Wherever the string "中药学专业知识" appears in the listing, copy that line.

Saved entries
__________

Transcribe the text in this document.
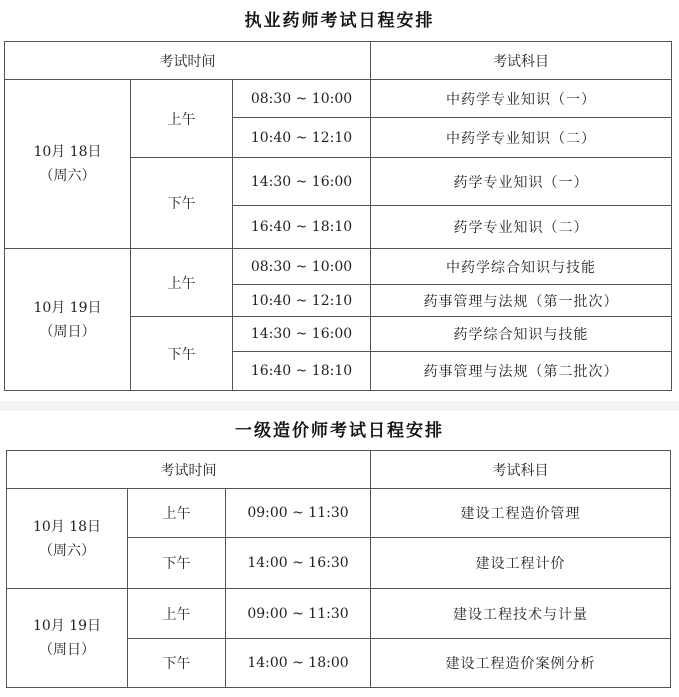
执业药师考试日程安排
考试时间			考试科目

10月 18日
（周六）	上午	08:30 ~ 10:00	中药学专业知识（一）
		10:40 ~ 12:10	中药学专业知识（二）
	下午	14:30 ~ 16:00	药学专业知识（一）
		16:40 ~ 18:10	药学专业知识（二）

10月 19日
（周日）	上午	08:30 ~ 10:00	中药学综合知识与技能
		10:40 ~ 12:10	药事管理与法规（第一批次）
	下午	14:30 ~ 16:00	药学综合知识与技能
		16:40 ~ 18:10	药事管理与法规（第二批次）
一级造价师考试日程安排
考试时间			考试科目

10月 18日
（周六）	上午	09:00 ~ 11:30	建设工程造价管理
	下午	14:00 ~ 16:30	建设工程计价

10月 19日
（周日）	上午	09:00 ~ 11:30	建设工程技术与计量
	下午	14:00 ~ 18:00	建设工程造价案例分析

__________

**THE OUTPUT**
（周六）	上午	08:30 ~ 10:00	中药学专业知识（一）
		10:40 ~ 12:10	中药学专业知识（二）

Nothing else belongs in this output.